*THE PROBLEM*
Check each line of the material below for "thumb". Report how many have it, with no other words.

*STORED ROWS*
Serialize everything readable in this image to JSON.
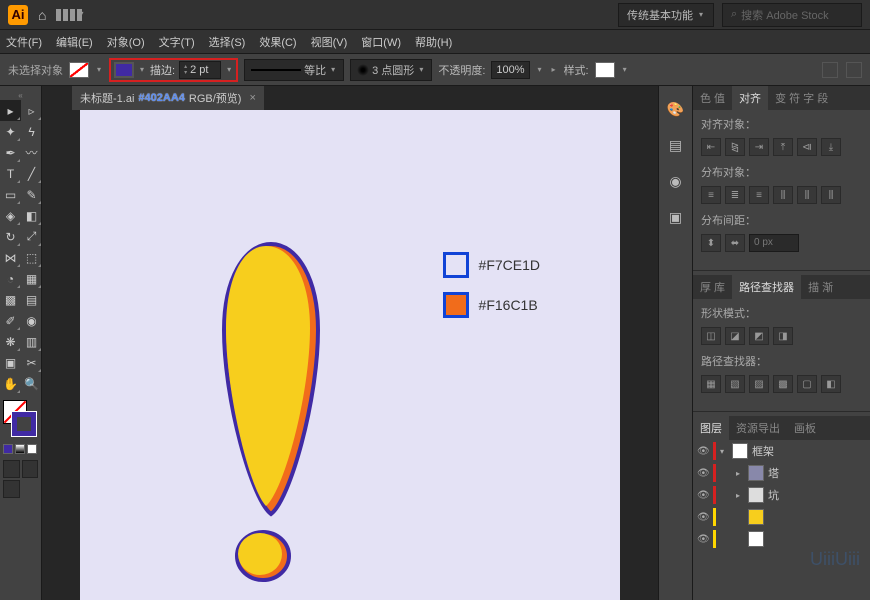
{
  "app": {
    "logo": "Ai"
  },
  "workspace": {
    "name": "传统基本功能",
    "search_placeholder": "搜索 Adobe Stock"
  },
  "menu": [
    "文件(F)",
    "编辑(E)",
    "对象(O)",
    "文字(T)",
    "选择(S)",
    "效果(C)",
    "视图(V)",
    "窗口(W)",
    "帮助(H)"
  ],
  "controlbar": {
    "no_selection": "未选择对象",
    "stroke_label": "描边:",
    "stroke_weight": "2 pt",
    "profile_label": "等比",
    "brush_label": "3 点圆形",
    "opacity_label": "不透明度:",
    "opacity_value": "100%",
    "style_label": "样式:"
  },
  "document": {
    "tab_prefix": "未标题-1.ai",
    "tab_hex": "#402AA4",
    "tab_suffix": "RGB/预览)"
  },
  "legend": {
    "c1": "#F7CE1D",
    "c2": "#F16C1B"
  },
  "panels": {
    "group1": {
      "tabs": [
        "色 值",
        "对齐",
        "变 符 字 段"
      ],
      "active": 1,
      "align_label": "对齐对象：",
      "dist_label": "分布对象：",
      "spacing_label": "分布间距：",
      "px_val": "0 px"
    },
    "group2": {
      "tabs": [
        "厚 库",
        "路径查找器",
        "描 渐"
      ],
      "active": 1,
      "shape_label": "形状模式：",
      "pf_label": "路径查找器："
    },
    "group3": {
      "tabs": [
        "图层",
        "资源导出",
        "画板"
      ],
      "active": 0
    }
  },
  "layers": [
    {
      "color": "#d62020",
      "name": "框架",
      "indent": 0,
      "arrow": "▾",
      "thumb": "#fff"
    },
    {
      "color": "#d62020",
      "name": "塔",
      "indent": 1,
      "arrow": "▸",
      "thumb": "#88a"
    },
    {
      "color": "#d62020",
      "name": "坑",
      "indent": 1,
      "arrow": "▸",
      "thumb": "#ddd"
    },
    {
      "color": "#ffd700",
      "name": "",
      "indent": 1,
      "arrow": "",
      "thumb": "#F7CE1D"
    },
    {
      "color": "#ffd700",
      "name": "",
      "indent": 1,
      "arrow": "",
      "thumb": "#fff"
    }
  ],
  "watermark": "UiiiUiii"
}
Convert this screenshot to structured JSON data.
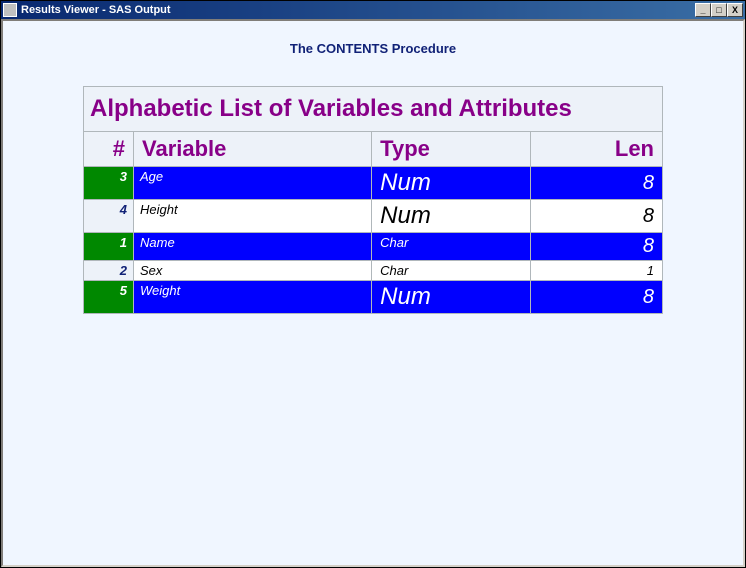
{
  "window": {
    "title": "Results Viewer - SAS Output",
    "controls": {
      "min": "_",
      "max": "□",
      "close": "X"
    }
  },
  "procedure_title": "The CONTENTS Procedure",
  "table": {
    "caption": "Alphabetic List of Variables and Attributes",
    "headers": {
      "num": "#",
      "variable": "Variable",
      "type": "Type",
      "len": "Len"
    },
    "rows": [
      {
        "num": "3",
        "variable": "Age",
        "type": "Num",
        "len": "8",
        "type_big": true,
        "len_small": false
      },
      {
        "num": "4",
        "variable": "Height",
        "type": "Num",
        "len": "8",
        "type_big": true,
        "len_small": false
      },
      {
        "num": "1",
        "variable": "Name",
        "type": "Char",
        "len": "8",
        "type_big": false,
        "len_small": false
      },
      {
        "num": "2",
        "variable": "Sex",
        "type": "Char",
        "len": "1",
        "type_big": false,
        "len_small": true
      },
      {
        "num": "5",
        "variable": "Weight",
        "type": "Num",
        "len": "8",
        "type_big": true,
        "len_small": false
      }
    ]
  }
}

*WRITTEN ANSWER*
5